Take the line that contains "Output a JSON" and every line after it in the material below, and quote them exactly.

→ **Given data**:

----

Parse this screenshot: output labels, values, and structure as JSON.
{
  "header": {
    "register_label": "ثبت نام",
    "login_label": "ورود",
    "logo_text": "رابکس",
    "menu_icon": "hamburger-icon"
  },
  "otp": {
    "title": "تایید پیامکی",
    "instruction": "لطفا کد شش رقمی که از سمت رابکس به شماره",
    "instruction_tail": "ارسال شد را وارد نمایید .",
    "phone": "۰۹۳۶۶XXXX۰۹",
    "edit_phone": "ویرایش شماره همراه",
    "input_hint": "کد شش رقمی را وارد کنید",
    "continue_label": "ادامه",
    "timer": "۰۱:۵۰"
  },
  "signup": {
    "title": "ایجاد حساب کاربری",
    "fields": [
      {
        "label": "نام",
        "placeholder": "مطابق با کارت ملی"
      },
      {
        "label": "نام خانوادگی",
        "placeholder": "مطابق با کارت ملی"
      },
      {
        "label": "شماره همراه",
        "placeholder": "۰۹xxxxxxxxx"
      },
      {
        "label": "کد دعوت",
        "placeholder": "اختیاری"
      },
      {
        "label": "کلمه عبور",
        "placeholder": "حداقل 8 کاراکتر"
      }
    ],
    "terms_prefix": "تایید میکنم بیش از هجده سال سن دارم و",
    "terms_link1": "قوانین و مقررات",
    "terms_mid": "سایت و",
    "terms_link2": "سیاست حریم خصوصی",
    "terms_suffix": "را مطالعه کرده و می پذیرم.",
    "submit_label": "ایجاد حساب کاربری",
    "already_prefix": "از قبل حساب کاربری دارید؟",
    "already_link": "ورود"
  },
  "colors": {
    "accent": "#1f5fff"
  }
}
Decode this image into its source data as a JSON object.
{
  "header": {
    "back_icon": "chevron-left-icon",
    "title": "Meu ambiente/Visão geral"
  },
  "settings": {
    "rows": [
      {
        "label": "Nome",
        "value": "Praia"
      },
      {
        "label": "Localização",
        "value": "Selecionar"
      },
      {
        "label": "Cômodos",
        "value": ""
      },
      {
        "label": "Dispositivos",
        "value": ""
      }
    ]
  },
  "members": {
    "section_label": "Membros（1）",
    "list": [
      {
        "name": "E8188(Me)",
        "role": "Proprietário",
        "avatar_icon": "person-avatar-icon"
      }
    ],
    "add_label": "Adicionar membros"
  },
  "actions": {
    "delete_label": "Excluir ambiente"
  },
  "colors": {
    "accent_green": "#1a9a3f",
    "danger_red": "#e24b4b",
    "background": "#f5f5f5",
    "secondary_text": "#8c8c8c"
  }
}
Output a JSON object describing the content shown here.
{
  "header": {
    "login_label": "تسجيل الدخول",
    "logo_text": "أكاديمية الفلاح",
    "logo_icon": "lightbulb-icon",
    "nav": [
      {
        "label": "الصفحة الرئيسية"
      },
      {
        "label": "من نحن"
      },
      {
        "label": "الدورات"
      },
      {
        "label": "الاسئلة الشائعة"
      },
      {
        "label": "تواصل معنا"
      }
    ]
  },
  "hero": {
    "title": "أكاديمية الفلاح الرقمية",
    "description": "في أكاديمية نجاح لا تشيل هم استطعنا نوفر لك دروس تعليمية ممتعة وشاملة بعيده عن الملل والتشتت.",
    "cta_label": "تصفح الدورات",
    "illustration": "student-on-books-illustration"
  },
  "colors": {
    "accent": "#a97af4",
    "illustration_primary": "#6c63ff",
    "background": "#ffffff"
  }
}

----

→ **Response to this exercise**:
Output a JSON object describing the content shown here.
{
  "header": {
    "login_label": "تسجيل الدخول",
    "logo_text": "أكاديمية الفلاح",
    "logo_icon": "lightbulb-icon",
    "nav": [
      {
        "label": "الصفحة الرئيسية"
      },
      {
        "label": "من نحن"
      },
      {
        "label": "الدورات"
      },
      {
        "label": "الاسئلة الشائعة"
      },
      {
        "label": "تواصل معنا"
      }
    ]
  },
  "hero": {
    "title": "أكاديمية الفلاح الرقمية",
    "description": "في أكاديمية نجاح لا تشيل هم استطعنا نوفر لك دروس تعليمية ممتعة وشاملة بعيده عن الملل والتشتت.",
    "cta_label": "تصفح الدورات",
    "illustration": "student-on-books-illustration"
  },
  "colors": {
    "accent": "#a97af4",
    "illustration_primary": "#6c63ff",
    "background": "#ffffff"
  }
}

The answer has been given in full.